- 短い課題 1:
藤原組長のUWF移籍に関する記事のうち、「アントニオ猪木の付き人だった」で始まり「間をください』と答えたんだ」」で終わる部分を、「猪木さん」を「猪木会長」に改めて書き直してください。
- 短い課題 2:
データの行の先頭から「add-user-button[interactable]: Add Grouptrail」を含む行までを、両端を含め、空行を除いた番号付きリストとして示してください。

- 記事:
#####

アントニオ猪木の付き人だった藤原組長がUWF移籍したワケ 今だから明かせる真相とは
「レスラー仲間からも相手にされず、猪木さんにも信じてもらえなかった」
――クーデター派でもないのに、猪木さんには加わっていると決めつけられてしまったんですね。
「その後『レスラー仲間からも相手にされず、猪木さんにも信じてもらえなかった』とわかったんだ。両方から信用されてなかったってことだよな。なんだ『俺って新日本に必要ないんじゃないか』って、ずっと思い悩む日々になった」
――人知れず、考え込む日々だったんですね
「そんな中、UWFの浦田(昇)社長が家まで会いにやってきた。ひとつだけ聞いたんだ。『俺が必要ですか?』ってな。『必要じゃなかったら、こんなとこまで来ませんよ』と言うんだ。都内だったけど『こんなとこ』って言われちまった。その時はちょっとだけ『こんなとこ!?』って、カチンときたけどな。『俺は新日本に必要ないんじゃないか』って、頭でグルグル回っていたから『わかりました。1週間だけ時間をください』と答えたんだ」

#####

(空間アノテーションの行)
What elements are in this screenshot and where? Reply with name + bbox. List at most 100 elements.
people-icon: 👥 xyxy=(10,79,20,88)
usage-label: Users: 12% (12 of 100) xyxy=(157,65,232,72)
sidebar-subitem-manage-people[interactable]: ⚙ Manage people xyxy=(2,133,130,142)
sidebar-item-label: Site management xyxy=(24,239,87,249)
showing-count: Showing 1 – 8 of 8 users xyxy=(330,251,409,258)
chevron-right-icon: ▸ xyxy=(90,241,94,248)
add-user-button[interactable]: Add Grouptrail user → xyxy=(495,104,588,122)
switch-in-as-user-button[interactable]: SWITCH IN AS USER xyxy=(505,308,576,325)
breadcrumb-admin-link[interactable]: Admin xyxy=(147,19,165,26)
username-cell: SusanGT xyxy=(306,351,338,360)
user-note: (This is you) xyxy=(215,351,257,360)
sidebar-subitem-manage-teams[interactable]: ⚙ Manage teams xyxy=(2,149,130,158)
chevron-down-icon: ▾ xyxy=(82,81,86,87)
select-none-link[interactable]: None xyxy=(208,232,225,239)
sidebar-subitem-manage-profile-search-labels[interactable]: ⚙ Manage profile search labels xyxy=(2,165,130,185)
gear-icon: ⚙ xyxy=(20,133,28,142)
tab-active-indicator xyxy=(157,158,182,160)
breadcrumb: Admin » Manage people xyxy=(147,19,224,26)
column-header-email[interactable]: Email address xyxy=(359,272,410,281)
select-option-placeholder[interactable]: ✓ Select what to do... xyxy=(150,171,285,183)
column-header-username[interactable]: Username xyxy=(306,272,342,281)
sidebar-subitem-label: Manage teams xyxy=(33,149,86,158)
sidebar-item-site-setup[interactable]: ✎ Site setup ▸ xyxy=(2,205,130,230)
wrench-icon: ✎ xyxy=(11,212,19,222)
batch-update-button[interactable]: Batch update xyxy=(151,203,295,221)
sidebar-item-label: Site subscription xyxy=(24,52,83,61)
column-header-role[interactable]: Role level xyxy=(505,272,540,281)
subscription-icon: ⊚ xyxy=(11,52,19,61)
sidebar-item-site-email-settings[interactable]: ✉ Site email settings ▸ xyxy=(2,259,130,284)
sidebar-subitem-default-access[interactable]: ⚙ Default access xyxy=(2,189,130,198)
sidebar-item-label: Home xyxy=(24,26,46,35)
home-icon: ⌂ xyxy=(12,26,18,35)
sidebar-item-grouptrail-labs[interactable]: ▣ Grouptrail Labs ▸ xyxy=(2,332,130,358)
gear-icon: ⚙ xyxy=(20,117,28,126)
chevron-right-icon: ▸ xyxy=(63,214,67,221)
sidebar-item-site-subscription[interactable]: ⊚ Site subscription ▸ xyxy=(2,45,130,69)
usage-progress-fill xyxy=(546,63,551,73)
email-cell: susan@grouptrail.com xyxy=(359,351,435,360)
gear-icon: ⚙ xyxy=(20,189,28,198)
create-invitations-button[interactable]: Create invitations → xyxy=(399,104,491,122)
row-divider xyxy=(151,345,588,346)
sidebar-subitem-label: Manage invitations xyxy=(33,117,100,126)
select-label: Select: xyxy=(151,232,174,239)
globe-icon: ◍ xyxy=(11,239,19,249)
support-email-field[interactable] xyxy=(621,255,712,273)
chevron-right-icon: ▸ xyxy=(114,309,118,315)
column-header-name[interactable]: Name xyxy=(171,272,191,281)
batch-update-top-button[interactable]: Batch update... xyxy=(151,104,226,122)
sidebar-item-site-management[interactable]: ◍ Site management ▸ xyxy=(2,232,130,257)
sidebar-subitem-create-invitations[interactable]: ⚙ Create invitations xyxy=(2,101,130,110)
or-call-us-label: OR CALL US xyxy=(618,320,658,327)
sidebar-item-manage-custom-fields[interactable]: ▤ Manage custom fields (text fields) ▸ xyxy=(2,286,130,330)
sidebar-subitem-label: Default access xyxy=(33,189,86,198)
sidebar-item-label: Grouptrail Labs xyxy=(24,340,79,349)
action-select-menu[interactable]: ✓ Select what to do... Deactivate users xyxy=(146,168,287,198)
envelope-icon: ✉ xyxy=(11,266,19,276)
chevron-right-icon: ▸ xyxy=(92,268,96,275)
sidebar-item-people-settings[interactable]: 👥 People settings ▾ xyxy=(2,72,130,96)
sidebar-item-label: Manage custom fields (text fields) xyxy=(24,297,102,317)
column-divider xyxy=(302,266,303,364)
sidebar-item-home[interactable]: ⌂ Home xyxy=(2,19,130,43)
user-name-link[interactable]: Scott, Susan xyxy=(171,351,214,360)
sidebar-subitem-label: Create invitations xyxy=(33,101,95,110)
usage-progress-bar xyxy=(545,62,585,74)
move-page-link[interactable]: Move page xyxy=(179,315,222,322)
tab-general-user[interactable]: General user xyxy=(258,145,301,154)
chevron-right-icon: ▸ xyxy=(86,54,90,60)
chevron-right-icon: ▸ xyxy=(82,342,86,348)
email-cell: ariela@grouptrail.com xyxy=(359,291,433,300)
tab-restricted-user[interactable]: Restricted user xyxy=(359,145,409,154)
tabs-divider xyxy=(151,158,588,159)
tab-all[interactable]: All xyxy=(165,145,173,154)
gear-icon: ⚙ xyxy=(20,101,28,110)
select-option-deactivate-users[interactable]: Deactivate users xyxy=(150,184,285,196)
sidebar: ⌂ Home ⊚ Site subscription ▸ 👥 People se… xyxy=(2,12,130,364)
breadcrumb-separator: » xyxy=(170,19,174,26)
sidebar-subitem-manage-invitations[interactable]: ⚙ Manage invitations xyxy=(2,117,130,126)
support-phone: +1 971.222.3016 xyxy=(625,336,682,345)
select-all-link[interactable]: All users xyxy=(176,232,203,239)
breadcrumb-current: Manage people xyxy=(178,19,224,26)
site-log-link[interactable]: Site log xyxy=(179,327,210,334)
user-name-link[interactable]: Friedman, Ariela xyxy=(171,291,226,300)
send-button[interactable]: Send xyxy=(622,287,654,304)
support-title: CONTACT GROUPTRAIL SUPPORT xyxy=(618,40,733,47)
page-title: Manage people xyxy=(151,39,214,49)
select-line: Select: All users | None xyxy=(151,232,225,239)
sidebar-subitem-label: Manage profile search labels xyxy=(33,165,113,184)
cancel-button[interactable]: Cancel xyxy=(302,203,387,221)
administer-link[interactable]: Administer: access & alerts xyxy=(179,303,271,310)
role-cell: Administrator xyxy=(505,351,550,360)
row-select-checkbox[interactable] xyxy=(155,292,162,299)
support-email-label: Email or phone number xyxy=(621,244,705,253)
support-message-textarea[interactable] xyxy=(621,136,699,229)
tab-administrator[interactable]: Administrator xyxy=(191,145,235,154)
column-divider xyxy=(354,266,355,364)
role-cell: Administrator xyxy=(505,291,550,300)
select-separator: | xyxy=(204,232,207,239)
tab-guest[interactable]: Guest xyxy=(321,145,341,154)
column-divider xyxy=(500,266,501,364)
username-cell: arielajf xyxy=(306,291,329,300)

#####

- 記述解答 1:
アントニオ猪木の付き人だった藤原組長がUWF移籍したワケ 今だから明かせる真相とは
「レスラー仲間からも相手にされず、猪木会長にも信じてもらえなかった」
――クーデター派でもないのに、猪木会長には加わっていると決めつけられてしまったんですね。
「その後『レスラー仲間からも相手にされず、猪木会長にも信じてもらえなかった』とわかったんだ。両方から信用されてなかったってことだよな。なんだ『俺って新日本に必要ないんじゃないか』って、ずっと思い悩む日々になった」
――人知れず、考え込む日々だったんですね
「そんな中、UWFの浦田(昇)社長が家まで会いにやってきた。ひとつだけ聞いたんだ。『俺が必要ですか?』ってな。『必要じゃなかったら、こんなとこまで来ませんよ』と言うんだ。都内だったけど『こんなとこ』って言われちまった。その時はちょっとだけ『こんなとこ!?』って、カチンときたけどな。『俺は新日本に必要ないんじゃないか』って、頭でグルグル回っていたから『わかりました。1週間だけ時間をください』と答えたんだ」

- 記述解答 2:
1. What elements are in this screenshot and where? Reply with name + bbox. List at most 100 elements.
2. people-icon: 👥 xyxy=(10,79,20,88)
3. usage-label: Users: 12% (12 of 100) xyxy=(157,65,232,72)
4. sidebar-subitem-manage-people[interactable]: ⚙ Manage people xyxy=(2,133,130,142)
5. sidebar-item-label: Site management xyxy=(24,239,87,249)
6. showing-count: Showing 1 – 8 of 8 users xyxy=(330,251,409,258)
7. chevron-right-icon: ▸ xyxy=(90,241,94,248)
8. add-user-button[interactable]: Add Grouptrail user → xyxy=(495,104,588,122)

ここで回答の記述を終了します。